Written problem - Retype every entry exactly, character for character.

---

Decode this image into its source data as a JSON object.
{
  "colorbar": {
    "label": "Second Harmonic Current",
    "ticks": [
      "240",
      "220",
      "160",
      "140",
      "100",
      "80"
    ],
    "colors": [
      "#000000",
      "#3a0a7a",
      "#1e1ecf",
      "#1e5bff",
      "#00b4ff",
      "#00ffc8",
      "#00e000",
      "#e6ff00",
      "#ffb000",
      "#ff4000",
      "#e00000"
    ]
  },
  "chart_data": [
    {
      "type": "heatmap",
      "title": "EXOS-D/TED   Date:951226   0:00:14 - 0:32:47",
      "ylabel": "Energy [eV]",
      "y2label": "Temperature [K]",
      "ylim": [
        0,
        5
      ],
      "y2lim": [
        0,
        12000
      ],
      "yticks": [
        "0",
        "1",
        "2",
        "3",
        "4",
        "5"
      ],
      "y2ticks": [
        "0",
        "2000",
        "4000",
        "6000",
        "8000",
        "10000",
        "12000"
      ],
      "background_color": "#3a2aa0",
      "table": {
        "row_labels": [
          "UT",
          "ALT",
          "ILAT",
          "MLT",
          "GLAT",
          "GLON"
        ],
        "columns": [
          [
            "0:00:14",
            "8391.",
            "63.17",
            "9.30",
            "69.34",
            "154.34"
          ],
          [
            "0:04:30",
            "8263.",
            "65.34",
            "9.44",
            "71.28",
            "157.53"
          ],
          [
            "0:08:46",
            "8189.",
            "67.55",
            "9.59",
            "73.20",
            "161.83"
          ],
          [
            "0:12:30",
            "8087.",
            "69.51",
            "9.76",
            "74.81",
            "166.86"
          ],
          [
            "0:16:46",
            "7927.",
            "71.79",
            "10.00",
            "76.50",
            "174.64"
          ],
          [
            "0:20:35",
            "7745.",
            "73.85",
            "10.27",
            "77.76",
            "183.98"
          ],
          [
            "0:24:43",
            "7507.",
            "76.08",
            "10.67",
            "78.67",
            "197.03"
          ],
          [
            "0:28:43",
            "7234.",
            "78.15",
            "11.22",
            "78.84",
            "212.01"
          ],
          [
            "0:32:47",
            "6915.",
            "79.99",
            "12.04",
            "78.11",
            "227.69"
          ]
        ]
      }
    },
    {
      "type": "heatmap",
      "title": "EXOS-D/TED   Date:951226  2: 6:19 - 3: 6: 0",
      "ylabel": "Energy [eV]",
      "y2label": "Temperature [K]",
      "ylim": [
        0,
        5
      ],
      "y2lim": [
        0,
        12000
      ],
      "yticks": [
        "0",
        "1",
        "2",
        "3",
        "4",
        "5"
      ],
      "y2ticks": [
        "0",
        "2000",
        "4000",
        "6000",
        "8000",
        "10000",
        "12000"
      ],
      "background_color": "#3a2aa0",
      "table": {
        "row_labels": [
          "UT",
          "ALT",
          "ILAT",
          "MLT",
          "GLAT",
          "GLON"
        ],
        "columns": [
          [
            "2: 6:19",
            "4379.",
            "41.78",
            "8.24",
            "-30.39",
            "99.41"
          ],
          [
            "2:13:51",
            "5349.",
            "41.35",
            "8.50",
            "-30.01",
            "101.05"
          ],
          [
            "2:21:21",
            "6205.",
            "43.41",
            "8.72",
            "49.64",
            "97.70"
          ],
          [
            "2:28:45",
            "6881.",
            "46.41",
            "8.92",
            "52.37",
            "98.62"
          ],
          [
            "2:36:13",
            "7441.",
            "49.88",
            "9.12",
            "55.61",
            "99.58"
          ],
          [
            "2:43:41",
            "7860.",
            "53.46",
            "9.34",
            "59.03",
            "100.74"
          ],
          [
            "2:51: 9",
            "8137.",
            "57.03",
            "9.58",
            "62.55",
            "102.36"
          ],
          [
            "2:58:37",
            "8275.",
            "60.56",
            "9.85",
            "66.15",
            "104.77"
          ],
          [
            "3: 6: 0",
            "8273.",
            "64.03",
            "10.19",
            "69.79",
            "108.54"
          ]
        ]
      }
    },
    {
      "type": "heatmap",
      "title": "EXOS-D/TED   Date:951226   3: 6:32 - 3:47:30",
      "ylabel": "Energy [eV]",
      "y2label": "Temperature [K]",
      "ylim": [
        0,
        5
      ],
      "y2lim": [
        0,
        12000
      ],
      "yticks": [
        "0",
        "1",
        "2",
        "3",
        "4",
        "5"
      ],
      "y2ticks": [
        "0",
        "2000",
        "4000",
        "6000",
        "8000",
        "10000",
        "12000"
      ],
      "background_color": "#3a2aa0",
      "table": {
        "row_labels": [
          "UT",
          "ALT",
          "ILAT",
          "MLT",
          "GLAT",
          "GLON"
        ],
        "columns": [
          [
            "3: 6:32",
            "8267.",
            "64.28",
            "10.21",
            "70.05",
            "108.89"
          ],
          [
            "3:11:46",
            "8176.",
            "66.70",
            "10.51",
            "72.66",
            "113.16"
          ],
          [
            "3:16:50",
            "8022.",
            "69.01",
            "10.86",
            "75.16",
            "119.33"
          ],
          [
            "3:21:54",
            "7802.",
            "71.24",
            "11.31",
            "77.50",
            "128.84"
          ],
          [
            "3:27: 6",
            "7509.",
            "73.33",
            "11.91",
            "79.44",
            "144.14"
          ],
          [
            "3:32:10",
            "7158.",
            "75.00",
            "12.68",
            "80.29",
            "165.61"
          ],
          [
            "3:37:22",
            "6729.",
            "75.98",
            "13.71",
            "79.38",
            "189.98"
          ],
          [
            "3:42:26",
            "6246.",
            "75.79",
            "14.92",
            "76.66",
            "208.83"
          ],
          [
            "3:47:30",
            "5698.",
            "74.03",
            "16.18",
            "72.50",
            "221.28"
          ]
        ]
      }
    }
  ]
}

---

Solved problem -
Decode this image into its source data as a JSON object.
{
  "colorbar": {
    "label": "Second Harmonic Current",
    "ticks": [
      "240",
      "220",
      "160",
      "140",
      "100",
      "80"
    ],
    "colors": [
      "#000000",
      "#3a0a7a",
      "#1e1ecf",
      "#1e5bff",
      "#00b4ff",
      "#00ffc8",
      "#00e000",
      "#e6ff00",
      "#ffb000",
      "#ff4000",
      "#e00000"
    ]
  },
  "chart_data": [
    {
      "type": "heatmap",
      "title": "EXOS-D/TED   Date:951226   0:00:14 - 0:32:47",
      "ylabel": "Energy [eV]",
      "y2label": "Temperature [K]",
      "ylim": [
        0,
        5
      ],
      "y2lim": [
        0,
        12000
      ],
      "yticks": [
        "0",
        "1",
        "2",
        "3",
        "4",
        "5"
      ],
      "y2ticks": [
        "0",
        "2000",
        "4000",
        "6000",
        "8000",
        "10000",
        "12000"
      ],
      "background_color": "#3a2aa0",
      "table": {
        "row_labels": [
          "UT",
          "ALT",
          "ILAT",
          "MLT",
          "GLAT",
          "GLON"
        ],
        "columns": [
          [
            "0:00:14",
            "8391.",
            "63.17",
            "9.30",
            "69.34",
            "154.34"
          ],
          [
            "0:04:30",
            "8263.",
            "65.34",
            "9.44",
            "71.28",
            "157.53"
          ],
          [
            "0:08:46",
            "8189.",
            "67.55",
            "9.59",
            "73.20",
            "161.83"
          ],
          [
            "0:12:30",
            "8087.",
            "69.51",
            "9.76",
            "74.81",
            "166.86"
          ],
          [
            "0:16:46",
            "7927.",
            "71.79",
            "10.00",
            "76.50",
            "174.64"
          ],
          [
            "0:20:35",
            "7745.",
            "73.85",
            "10.27",
            "77.76",
            "183.98"
          ],
          [
            "0:24:43",
            "7507.",
            "76.08",
            "10.67",
            "78.67",
            "197.03"
          ],
          [
            "0:28:43",
            "7234.",
            "78.15",
            "11.22",
            "78.84",
            "212.01"
          ],
          [
            "0:32:47",
            "6915.",
            "79.99",
            "12.04",
            "78.11",
            "227.69"
          ]
        ]
      }
    },
    {
      "type": "heatmap",
      "title": "EXOS-D/TED   Date:951226  2: 6:19 - 3: 6: 0",
      "ylabel": "Energy [eV]",
      "y2label": "Temperature [K]",
      "ylim": [
        0,
        5
      ],
      "y2lim": [
        0,
        12000
      ],
      "yticks": [
        "0",
        "1",
        "2",
        "3",
        "4",
        "5"
      ],
      "y2ticks": [
        "0",
        "2000",
        "4000",
        "6000",
        "8000",
        "10000",
        "12000"
      ],
      "background_color": "#3a2aa0",
      "table": {
        "row_labels": [
          "UT",
          "ALT",
          "ILAT",
          "MLT",
          "GLAT",
          "GLON"
        ],
        "columns": [
          [
            "2: 6:19",
            "4379.",
            "41.78",
            "8.24",
            "-30.39",
            "99.41"
          ],
          [
            "2:13:51",
            "5349.",
            "41.35",
            "8.50",
            "-30.01",
            "101.05"
          ],
          [
            "2:21:21",
            "6205.",
            "43.41",
            "8.72",
            "49.64",
            "97.70"
          ],
          [
            "2:28:45",
            "6881.",
            "46.41",
            "8.92",
            "52.37",
            "98.62"
          ],
          [
            "2:36:13",
            "7441.",
            "49.88",
            "9.12",
            "55.61",
            "99.58"
          ],
          [
            "2:43:41",
            "7860.",
            "53.46",
            "9.34",
            "59.03",
            "100.74"
          ],
          [
            "2:51: 9",
            "8137.",
            "57.03",
            "9.58",
            "62.55",
            "102.36"
          ],
          [
            "2:58:37",
            "8275.",
            "60.56",
            "9.85",
            "66.15",
            "104.77"
          ],
          [
            "3: 6: 0",
            "8273.",
            "64.03",
            "10.19",
            "69.79",
            "108.54"
          ]
        ]
      }
    },
    {
      "type": "heatmap",
      "title": "EXOS-D/TED   Date:951226   3: 6:32 - 3:47:30",
      "ylabel": "Energy [eV]",
      "y2label": "Temperature [K]",
      "ylim": [
        0,
        5
      ],
      "y2lim": [
        0,
        12000
      ],
      "yticks": [
        "0",
        "1",
        "2",
        "3",
        "4",
        "5"
      ],
      "y2ticks": [
        "0",
        "2000",
        "4000",
        "6000",
        "8000",
        "10000",
        "12000"
      ],
      "background_color": "#3a2aa0",
      "table": {
        "row_labels": [
          "UT",
          "ALT",
          "ILAT",
          "MLT",
          "GLAT",
          "GLON"
        ],
        "columns": [
          [
            "3: 6:32",
            "8267.",
            "64.28",
            "10.21",
            "70.05",
            "108.89"
          ],
          [
            "3:11:46",
            "8176.",
            "66.70",
            "10.51",
            "72.66",
            "113.16"
          ],
          [
            "3:16:50",
            "8022.",
            "69.01",
            "10.86",
            "75.16",
            "119.33"
          ],
          [
            "3:21:54",
            "7802.",
            "71.24",
            "11.31",
            "77.50",
            "128.84"
          ],
          [
            "3:27: 6",
            "7509.",
            "73.33",
            "11.91",
            "79.44",
            "144.14"
          ],
          [
            "3:32:10",
            "7158.",
            "75.00",
            "12.68",
            "80.29",
            "165.61"
          ],
          [
            "3:37:22",
            "6729.",
            "75.98",
            "13.71",
            "79.38",
            "189.98"
          ],
          [
            "3:42:26",
            "6246.",
            "75.79",
            "14.92",
            "76.66",
            "208.83"
          ],
          [
            "3:47:30",
            "5698.",
            "74.03",
            "16.18",
            "72.50",
            "221.28"
          ]
        ]
      }
    }
  ]
}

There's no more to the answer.